▶ **Do this**
Faithfully return all lines, omitting every embedded picture.

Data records
──────
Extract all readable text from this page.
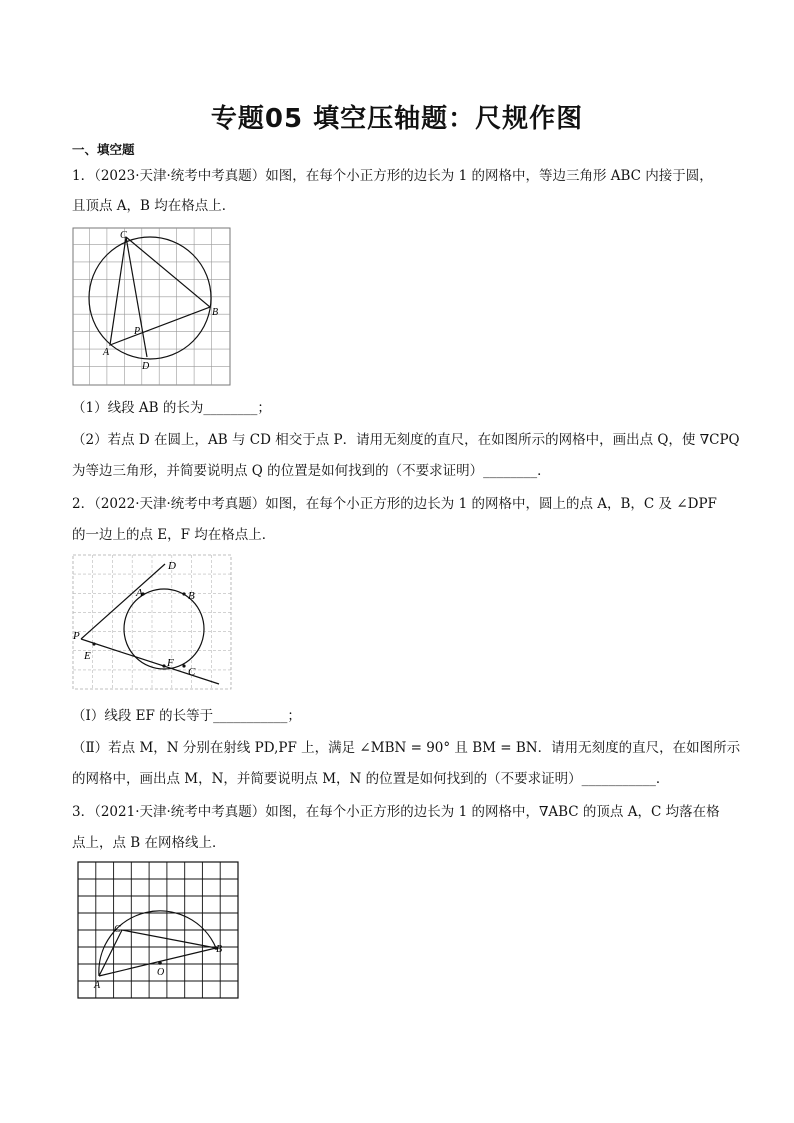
专题05 填空压轴题：尺规作图
一、填空题
1．（2023·天津·统考中考真题）如图，在每个小正方形的边长为 1 的网格中，等边三角形 ABC 内接于圆，
且顶点 A，B 均在格点上．
C
B
A
D
P
（1）线段 AB 的长为________；
（2）若点 D 在圆上，AB 与 CD 相交于点 P．请用无刻度的直尺，在如图所示的网格中，画出点 Q，使 ∇CPQ
为等边三角形，并简要说明点 Q 的位置是如何找到的（不要求证明）________．
2．（2022·天津·统考中考真题）如图，在每个小正方形的边长为 1 的网格中，圆上的点 A，B，C 及 ∠DPF
的一边上的点 E，F 均在格点上．
D
A	B
P
E
F
C
（Ⅰ）线段 EF 的长等于___________；
（Ⅱ）若点 M，N 分别在射线 PD,PF 上，满足 ∠MBN = 90° 且 BM = BN．请用无刻度的直尺，在如图所示
的网格中，画出点 M，N，并简要说明点 M，N 的位置是如何找到的（不要求证明）___________．
3．（2021·天津·统考中考真题）如图，在每个小正方形的边长为 1 的网格中，∇ABC 的顶点 A，C 均落在格
点上，点 B 在网格线上．
A
B
C
O
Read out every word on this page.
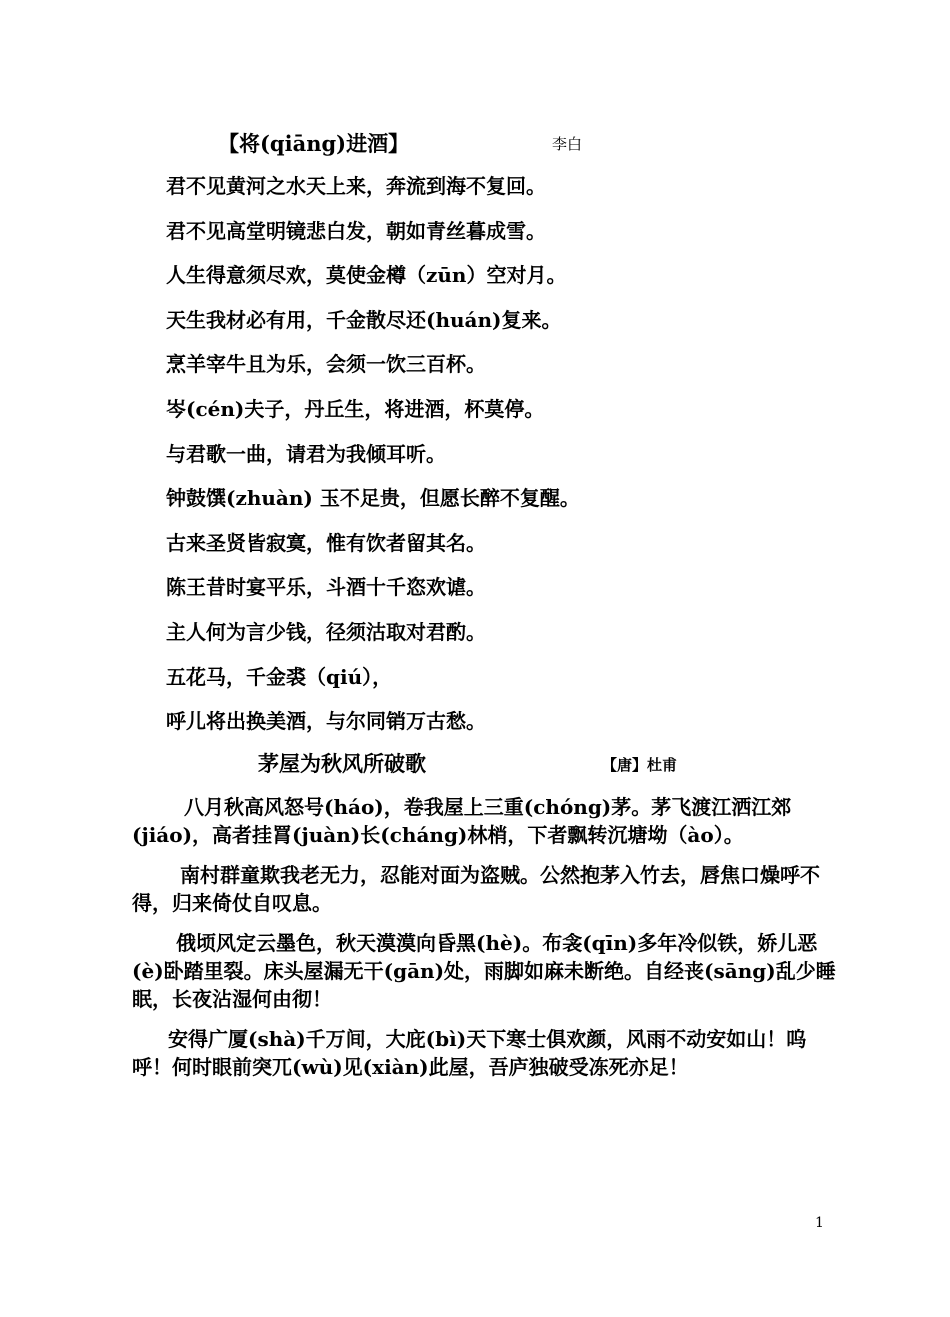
【将(qiāng)进酒】	李白
君不见黄河之水天上来，奔流到海不复回。
君不见高堂明镜悲白发，朝如青丝暮成雪。
人生得意须尽欢，莫使金樽（zūn）空对月。
天生我材必有用，千金散尽还(huán)复来。
烹羊宰牛且为乐，会须一饮三百杯。
岑(cén)夫子，丹丘生，将进酒，杯莫停。
与君歌一曲，请君为我倾耳听。
钟鼓馔(zhuàn) 玉不足贵，但愿长醉不复醒。
古来圣贤皆寂寞，惟有饮者留其名。
陈王昔时宴平乐，斗酒十千恣欢谑。
主人何为言少钱，径须沽取对君酌。
五花马，千金裘（qiú），
呼儿将出换美酒，与尔同销万古愁。
茅屋为秋风所破歌	【唐】杜甫

八月秋高风怒号(háo)，卷我屋上三重(chóng)茅。茅飞渡江洒江郊(jiáo)，高者挂罥(juàn)长(cháng)林梢，下者飘转沉塘坳（ào）。

南村群童欺我老无力，忍能对面为盗贼。公然抱茅入竹去，唇焦口燥呼不得，归来倚仗自叹息。

俄顷风定云墨色，秋天漠漠向昏黑(hè)。布衾(qīn)多年冷似铁，娇儿恶(è)卧踏里裂。床头屋漏无干(gān)处，雨脚如麻未断绝。自经丧(sāng)乱少睡眠，长夜沾湿何由彻！

安得广厦(shà)千万间，大庇(bì)天下寒士俱欢颜，风雨不动安如山！呜呼！何时眼前突兀(wù)见(xiàn)此屋，吾庐独破受冻死亦足！

1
──────
▶ **Solution for this problem**
Extract all readable text from this page.
专题05 填空压轴题：尺规作图
一、填空题
1．（2023·天津·统考中考真题）如图，在每个小正方形的边长为 1 的网格中，等边三角形 ABC 内接于圆，
且顶点 A，B 均在格点上．
C
B
A
D
P
（1）线段 AB 的长为________；
（2）若点 D 在圆上，AB 与 CD 相交于点 P．请用无刻度的直尺，在如图所示的网格中，画出点 Q，使 ∇CPQ
为等边三角形，并简要说明点 Q 的位置是如何找到的（不要求证明）________．
2．（2022·天津·统考中考真题）如图，在每个小正方形的边长为 1 的网格中，圆上的点 A，B，C 及 ∠DPF
的一边上的点 E，F 均在格点上．
D
A	B
P
E
F
C
（Ⅰ）线段 EF 的长等于___________；
（Ⅱ）若点 M，N 分别在射线 PD,PF 上，满足 ∠MBN = 90° 且 BM = BN．请用无刻度的直尺，在如图所示
的网格中，画出点 M，N，并简要说明点 M，N 的位置是如何找到的（不要求证明）___________．
3．（2021·天津·统考中考真题）如图，在每个小正方形的边长为 1 的网格中，∇ABC 的顶点 A，C 均落在格
点上，点 B 在网格线上．
A
B
C
O
Read out every word on this page.
【将(qiāng)进酒】	李白
君不见黄河之水天上来，奔流到海不复回。
君不见高堂明镜悲白发，朝如青丝暮成雪。
人生得意须尽欢，莫使金樽（zūn）空对月。
天生我材必有用，千金散尽还(huán)复来。
烹羊宰牛且为乐，会须一饮三百杯。
岑(cén)夫子，丹丘生，将进酒，杯莫停。
与君歌一曲，请君为我倾耳听。
钟鼓馔(zhuàn) 玉不足贵，但愿长醉不复醒。
古来圣贤皆寂寞，惟有饮者留其名。
陈王昔时宴平乐，斗酒十千恣欢谑。
主人何为言少钱，径须沽取对君酌。
五花马，千金裘（qiú），
呼儿将出换美酒，与尔同销万古愁。
茅屋为秋风所破歌	【唐】杜甫

八月秋高风怒号(háo)，卷我屋上三重(chóng)茅。茅飞渡江洒江郊(jiáo)，高者挂罥(juàn)长(cháng)林梢，下者飘转沉塘坳（ào）。

南村群童欺我老无力，忍能对面为盗贼。公然抱茅入竹去，唇焦口燥呼不得，归来倚仗自叹息。

俄顷风定云墨色，秋天漠漠向昏黑(hè)。布衾(qīn)多年冷似铁，娇儿恶(è)卧踏里裂。床头屋漏无干(gān)处，雨脚如麻未断绝。自经丧(sāng)乱少睡眠，长夜沾湿何由彻！

安得广厦(shà)千万间，大庇(bì)天下寒士俱欢颜，风雨不动安如山！呜呼！何时眼前突兀(wù)见(xiàn)此屋，吾庐独破受冻死亦足！

1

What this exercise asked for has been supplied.